Can you lay out the material from the line with "- x-tick-label: 1995: [397, 1001, 450, 1028]" to the line with "- east-timor-flag-icon: [1144, 835, 1172, 863]" as a Markdown table with columns Nr and Line, skipping blank lines?

Box annotation data:
— begin —
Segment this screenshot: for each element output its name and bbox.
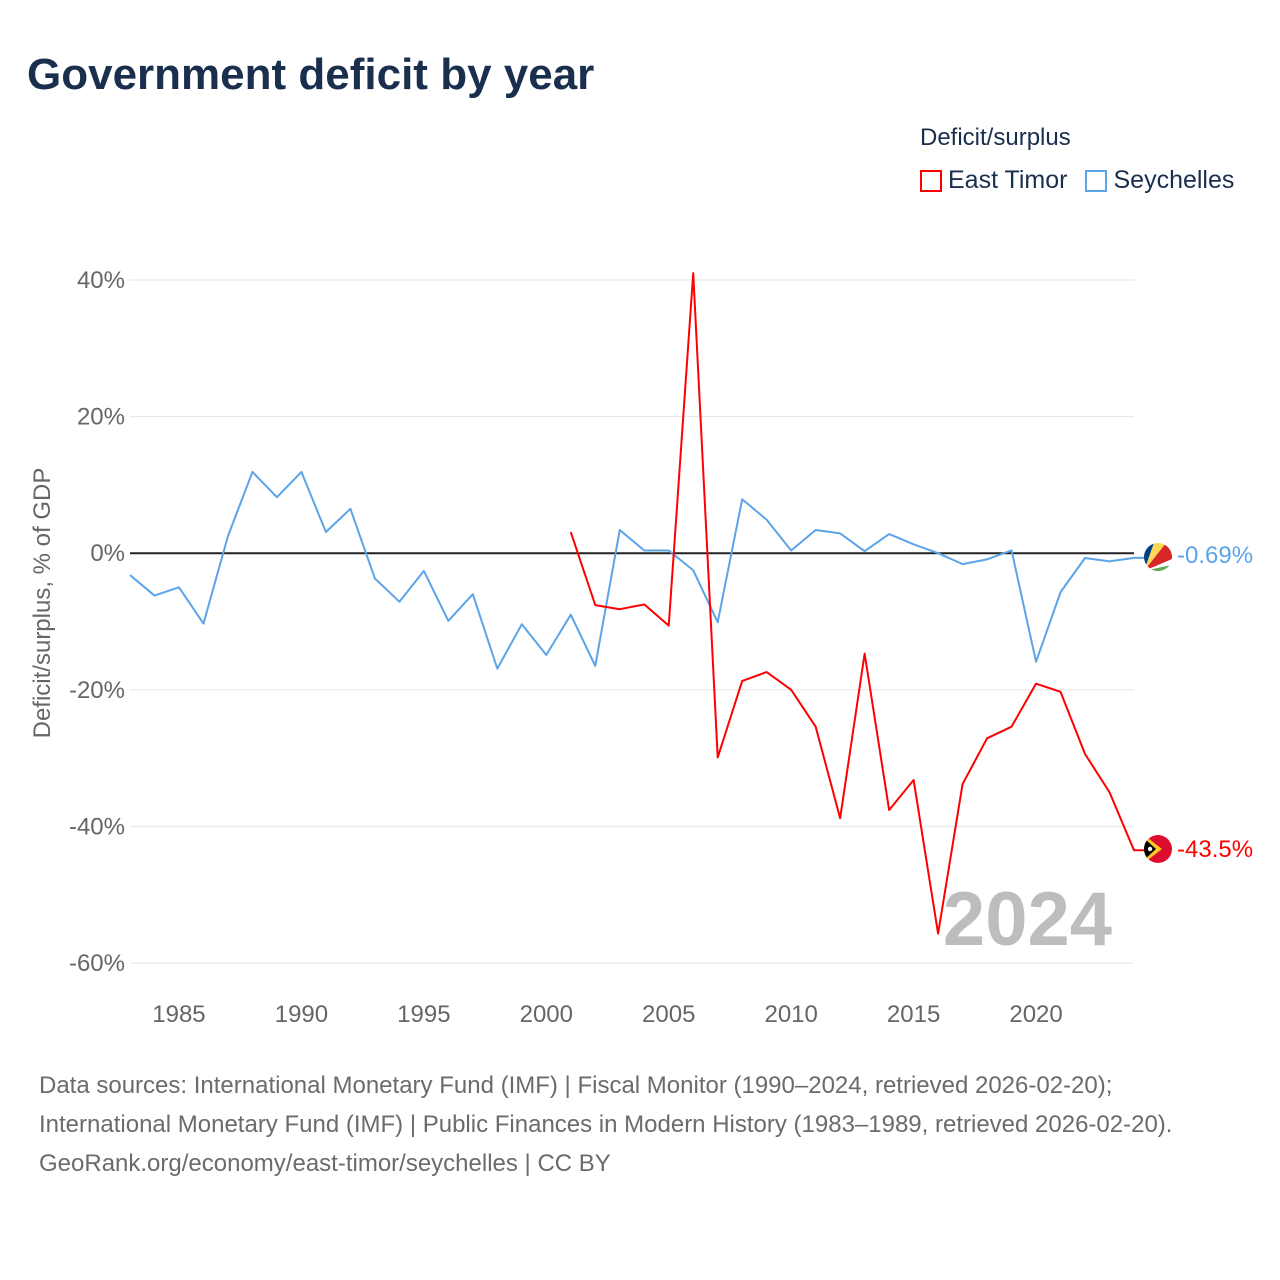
- x-tick-label: 1995: [397, 1001, 450, 1028]
- x-tick-label: 2000: [520, 1001, 573, 1028]
- x-tick-label: 2010: [764, 1001, 817, 1028]
- seychelles-flag-icon: [1144, 543, 1172, 571]
- data-sources: Data sources: International Monetary Fun…: [39, 1072, 1173, 1138]
- legend-swatch-seychelles: [1085, 169, 1108, 192]
- chart-title: Government deficit by year: [27, 50, 595, 99]
- x-tick-label: 1985: [152, 1001, 205, 1028]
- x-tick-label: 2015: [887, 1001, 940, 1028]
- legend-item-east-timor[interactable]: East Timor: [920, 166, 1067, 195]
- y-tick-label: -60%: [69, 950, 125, 977]
- east-timor-flag-icon: [1144, 835, 1172, 863]
- end-label-seychelles: -0.69%: [1177, 542, 1253, 569]
- x-tick-label: 2005: [642, 1001, 695, 1028]
- y-tick-label: -40%: [69, 813, 125, 840]
- end-label-east-timor: -43.5%: [1177, 836, 1253, 863]
- legend-label: East Timor: [948, 166, 1068, 194]
- legend-item-seychelles[interactable]: Seychelles: [1085, 166, 1234, 195]
- x-tick-label: 2020: [1009, 1001, 1062, 1028]
- series-line-seychelles[interactable]: [129, 470, 1144, 670]
- y-tick-label: 40%: [77, 267, 125, 294]
- footer: Data sources: International Monetary Fun…: [39, 1066, 1239, 1183]
- series-line-east-timor[interactable]: [569, 272, 1144, 935]
- y-axis-label: Deficit/surplus, % of GDP: [29, 468, 56, 739]
- y-tick-label: 0%: [90, 540, 125, 567]
- legend-title: Deficit/surplus: [920, 124, 1071, 151]
- x-tick-label: 1990: [275, 1001, 328, 1028]
- chart: 40% 20% 0% -20% -40% -60% 1985 1990 1995 2000 2005…: [29, 267, 1253, 1028]
- credit-link[interactable]: GeoRank.org/economy/east-timor/seychelle…: [39, 1150, 611, 1177]
- y-tick-label: 20%: [77, 404, 125, 431]
- legend: East Timor Seychelles: [920, 166, 1234, 195]
- legend-swatch-east-timor: [920, 169, 942, 192]
- y-tick-label: -20%: [69, 677, 125, 704]
- legend-label: Seychelles: [1113, 166, 1235, 194]
- year-watermark: 2024: [943, 877, 1112, 962]
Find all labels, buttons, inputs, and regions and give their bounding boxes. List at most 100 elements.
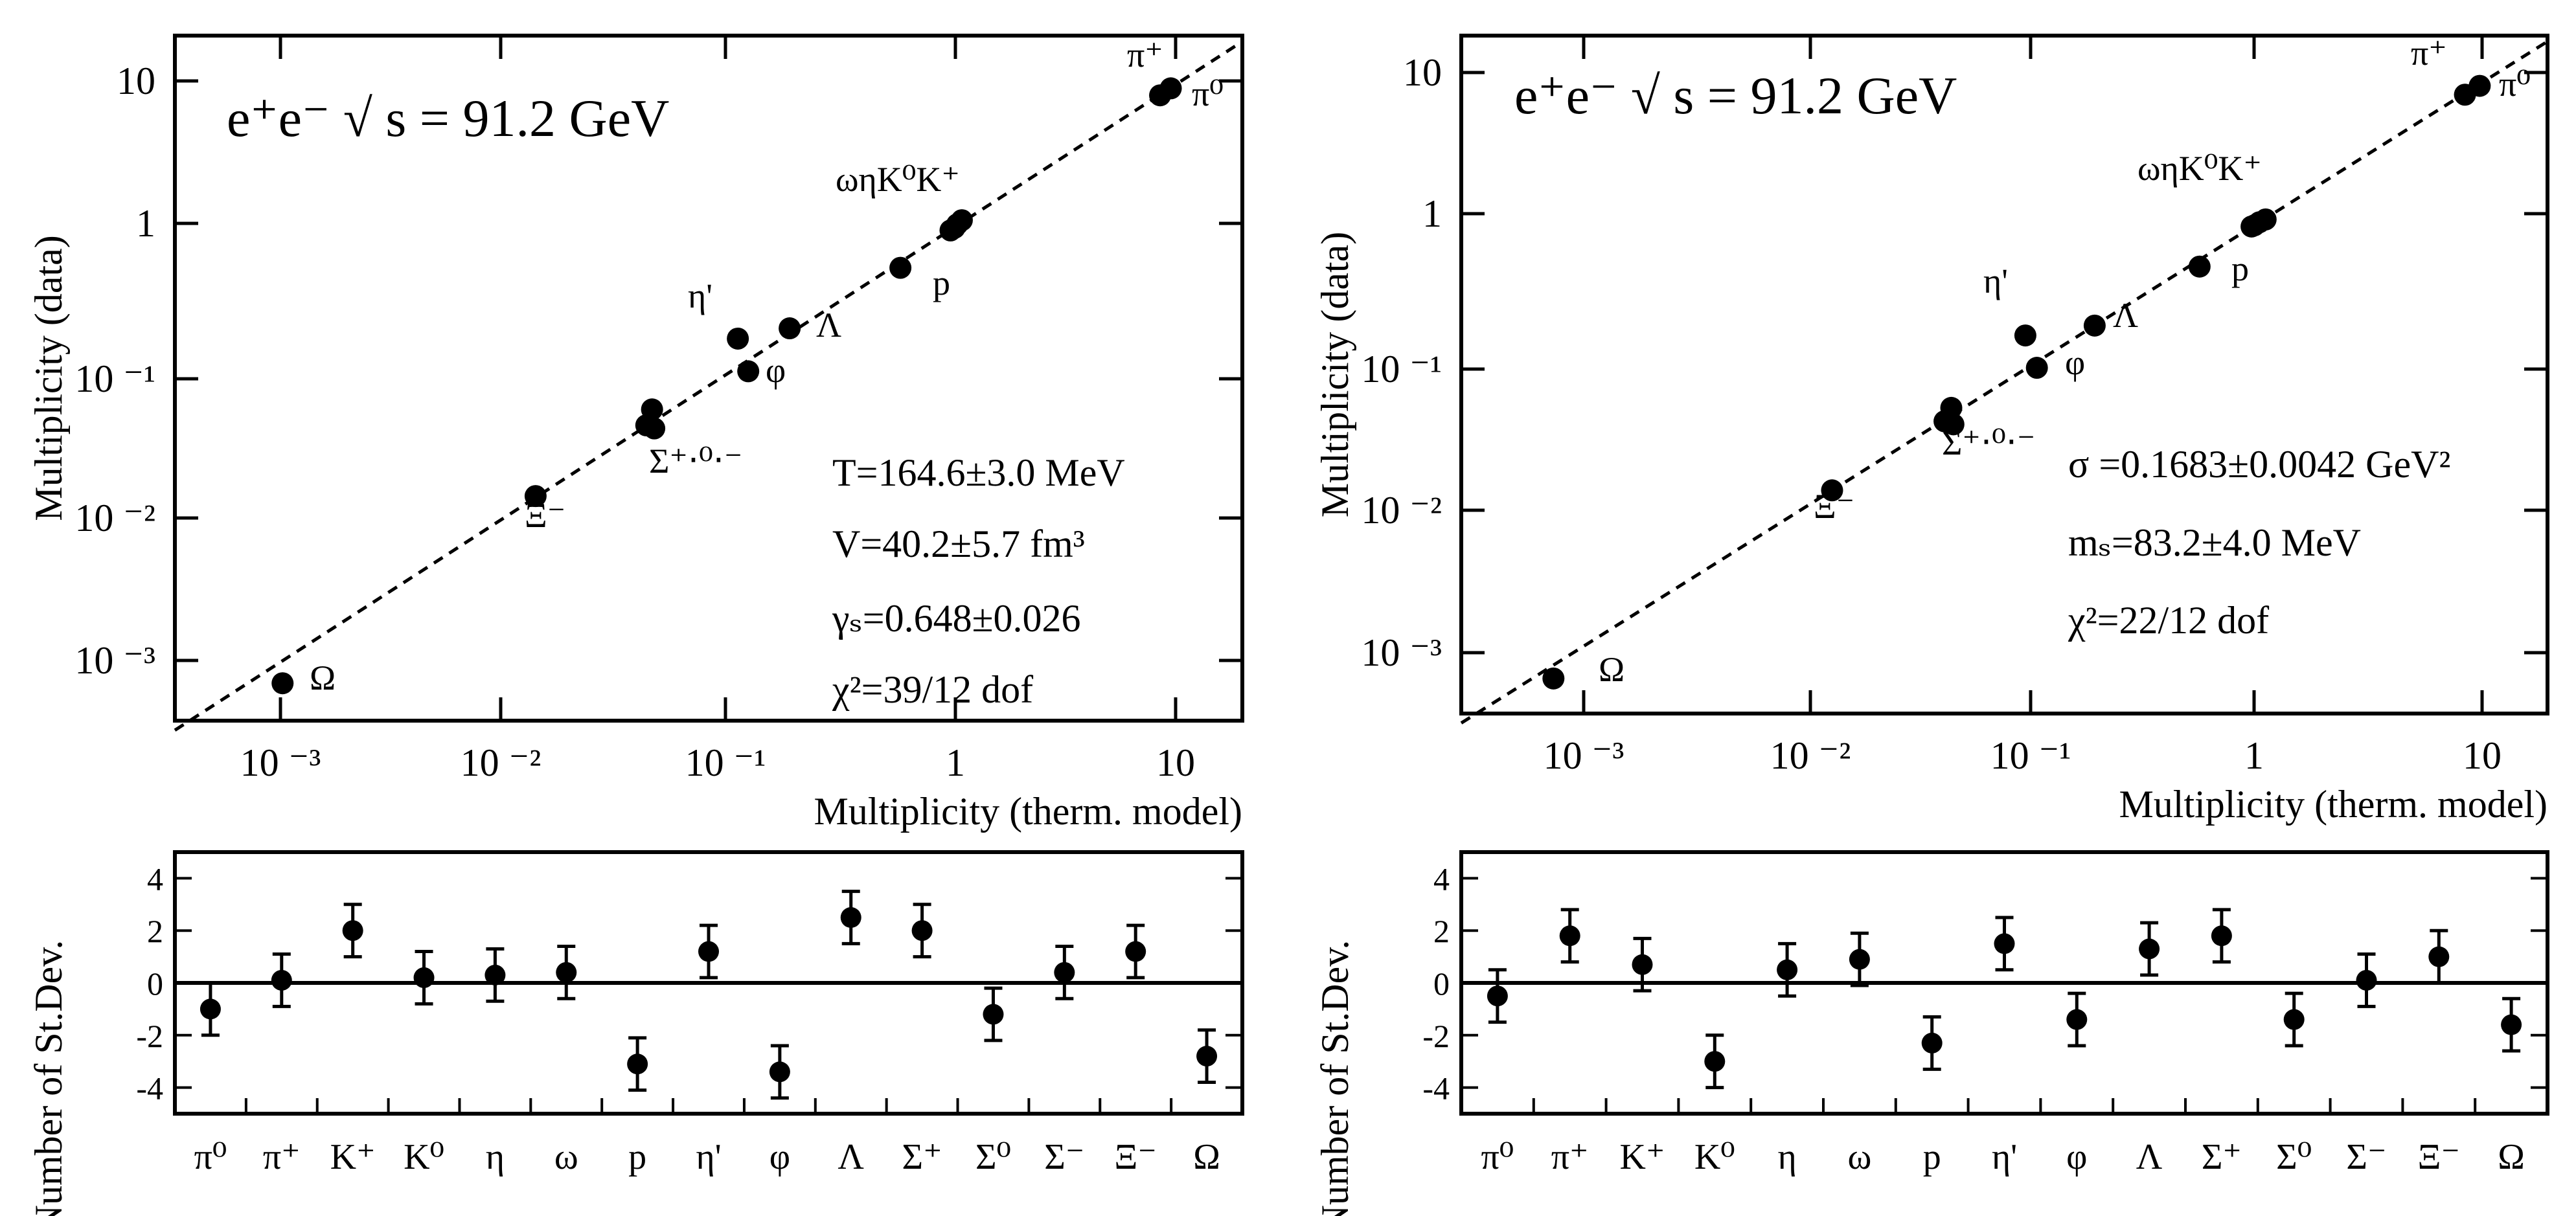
deviation-point-π⁺: [1559, 925, 1580, 947]
deviation-point-η: [1777, 959, 1798, 980]
point-label: π⁺: [2411, 34, 2447, 73]
deviation-point-Ω: [2501, 1014, 2522, 1035]
category-label: ω: [554, 1137, 578, 1177]
y-tick-label: 0: [1433, 965, 1450, 1002]
point-label: η': [1983, 262, 2008, 300]
x-tick-label: 10: [1156, 741, 1195, 784]
deviation-point-Ω: [1196, 1046, 1218, 1067]
y-tick-label: 10: [117, 60, 155, 102]
y-tick-label: 10 ⁻³: [74, 639, 155, 682]
category-label: Ω: [2498, 1137, 2525, 1177]
category-label: φ: [769, 1137, 790, 1177]
deviation-point-η: [484, 964, 506, 985]
data-point-Ω: [1542, 667, 1565, 690]
deviation-point-π⁺: [271, 969, 292, 991]
deviation-point-K⁺: [342, 920, 363, 941]
deviation-point-ω: [556, 962, 577, 983]
deviation-point-Σ⁺: [911, 920, 933, 941]
point-label: π⁺: [1127, 36, 1163, 74]
y-tick-label: -4: [1422, 1070, 1450, 1107]
category-label: π⁺: [1551, 1137, 1589, 1177]
deviation-point-Σ⁰: [983, 1004, 1004, 1025]
x-tick-label: 1: [946, 741, 965, 784]
point-label: Σ⁺‧⁰‧⁻: [649, 442, 742, 480]
category-label: K⁺: [1620, 1137, 1665, 1177]
deviation-point-K⁰: [413, 967, 435, 988]
deviation-point-Σ⁰: [2283, 1009, 2305, 1030]
deviation-point-p: [1921, 1032, 1943, 1053]
fit-parameter: mₛ=83.2±4.0 MeV: [2068, 521, 2361, 564]
y-tick-label: -4: [136, 1070, 163, 1107]
y-tick-label: 0: [147, 965, 163, 1002]
data-point-Ξ⁻: [1821, 479, 1843, 502]
data-point-ω: [2240, 215, 2263, 238]
fit-parameter: γₛ=0.648±0.026: [832, 597, 1081, 640]
y-tick-label: -2: [136, 1018, 163, 1054]
y-axis-title: Number of St.Dev.: [1314, 940, 1356, 1216]
category-label: η': [1992, 1137, 2017, 1177]
data-point-Λ: [2083, 314, 2106, 337]
deviation-point-Λ: [840, 907, 861, 928]
y-tick-label: 10 ⁻³: [1361, 631, 1442, 674]
point-label: Ξ⁻: [1814, 487, 1854, 526]
category-label: π⁰: [1481, 1137, 1514, 1177]
category-label: Σ⁺: [902, 1137, 942, 1177]
deviation-point-π⁰: [199, 998, 221, 1020]
deviation-point-η': [698, 941, 719, 962]
y-tick-label: 4: [147, 861, 163, 897]
x-tick-label: 10 ⁻¹: [685, 741, 766, 784]
deviation-point-π⁰: [1487, 985, 1508, 1007]
category-label: π⁰: [194, 1137, 227, 1177]
deviation-point-p: [627, 1053, 648, 1075]
category-label: Λ: [838, 1137, 864, 1177]
y-tick-label: 10: [1403, 51, 1442, 94]
point-label: η': [688, 276, 712, 315]
deviation-point-Σ⁻: [1054, 962, 1075, 983]
data-point-η': [2014, 324, 2036, 347]
point-label: ωηK⁰K⁺: [836, 160, 960, 199]
deviation-point-Σ⁻: [2356, 969, 2377, 991]
category-label: K⁺: [330, 1137, 376, 1177]
y-tick-label: 1: [136, 202, 155, 245]
fit-parameter: χ²=22/12 dof: [2068, 599, 2269, 642]
point-label: φ: [766, 351, 786, 390]
y-tick-label: 10 ⁻¹: [74, 357, 155, 400]
y-tick-label: 1: [1422, 192, 1442, 235]
scatter-panel-2: 10 ⁻³ 10 ⁻² 10 ⁻¹ 1 10 10 ⁻³ 10 ⁻² 10 ⁻¹ 1 10 Mult…: [1314, 34, 2549, 826]
point-label: π⁰: [1192, 74, 1224, 113]
x-tick-label: 1: [2244, 734, 2264, 777]
category-label: η': [696, 1137, 721, 1177]
point-label: φ: [2065, 343, 2085, 382]
data-point-Ξ⁻: [524, 485, 547, 508]
y-axis-title: Multiplicity (data): [27, 235, 70, 521]
deviation-point-ω: [1849, 949, 1870, 970]
deviation-point-η': [1994, 933, 2015, 954]
point-label: Σ⁺‧⁰‧⁻: [1942, 423, 2035, 462]
category-label: Σ⁰: [975, 1137, 1011, 1177]
panel-title: e⁺e⁻ √ s = 91.2 GeV: [227, 89, 669, 148]
y-tick-label: 10 ⁻²: [74, 497, 155, 539]
x-tick-label: 10 ⁻³: [1544, 734, 1624, 777]
point-label: Ω: [1599, 650, 1624, 689]
data-point-p: [889, 256, 912, 279]
fit-parameter: σ =0.1683±0.0042 GeV²: [2068, 443, 2450, 486]
data-point-Σ⁻: [1942, 413, 1965, 436]
deviation-point-Ξ⁻: [1125, 941, 1146, 962]
category-label: Ξ⁻: [2418, 1137, 2461, 1177]
x-axis-title: Multiplicity (therm. model): [2119, 783, 2548, 826]
x-tick-label: 10 ⁻²: [1770, 734, 1851, 777]
x-tick-label: 10: [2463, 734, 2502, 777]
category-label: Ξ⁻: [1114, 1137, 1157, 1177]
category-label: Σ⁻: [1044, 1137, 1084, 1177]
category-label: Σ⁻: [2346, 1137, 2386, 1177]
category-label: ω: [1847, 1137, 1871, 1177]
category-label: Ω: [1193, 1137, 1220, 1177]
category-label: Σ⁰: [2276, 1137, 2312, 1177]
data-point-φ: [2025, 357, 2048, 379]
diagonal-line: [174, 40, 1244, 732]
scatter-panel-1: 10 ⁻³ 10 ⁻² 10 ⁻¹ 1 10 10 ⁻³ 10 ⁻² 10 ⁻¹ 1 10 Mult…: [27, 34, 1244, 833]
y-tick-label: -2: [1422, 1018, 1450, 1054]
point-label: ωηK⁰K⁺: [2137, 149, 2262, 188]
y-tick-label: 4: [1433, 861, 1450, 897]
— end —
Task output -
| Nr | Line |
|---|---|
| 1 | - x-tick-label: 1995: [397, 1001, 450, 1028] |
| 2 | - x-tick-label: 2000: [520, 1001, 573, 1028] |
| 3 | - x-tick-label: 2010: [764, 1001, 817, 1028] |
| 4 | - seychelles-flag-icon: [1144, 543, 1172, 571] |
| 5 | - data-sources: Data sources: International Monetary Fun…: [39, 1072, 1173, 1138] |
| 6 | - legend-swatch-seychelles: [1085, 169, 1108, 192] |
| 7 | - chart-title: Government deficit by year: [27, 50, 595, 99] |
| 8 | - x-tick-label: 1985: [152, 1001, 205, 1028] |
| 9 | - x-tick-label: 2015: [887, 1001, 940, 1028] |
| 10 | - legend-item-east-timor[interactable]: East Timor: [920, 166, 1067, 195] |
| 11 | - y-tick-label: -60%: [69, 950, 125, 977] |
| 12 | - east-timor-flag-icon: [1144, 835, 1172, 863] |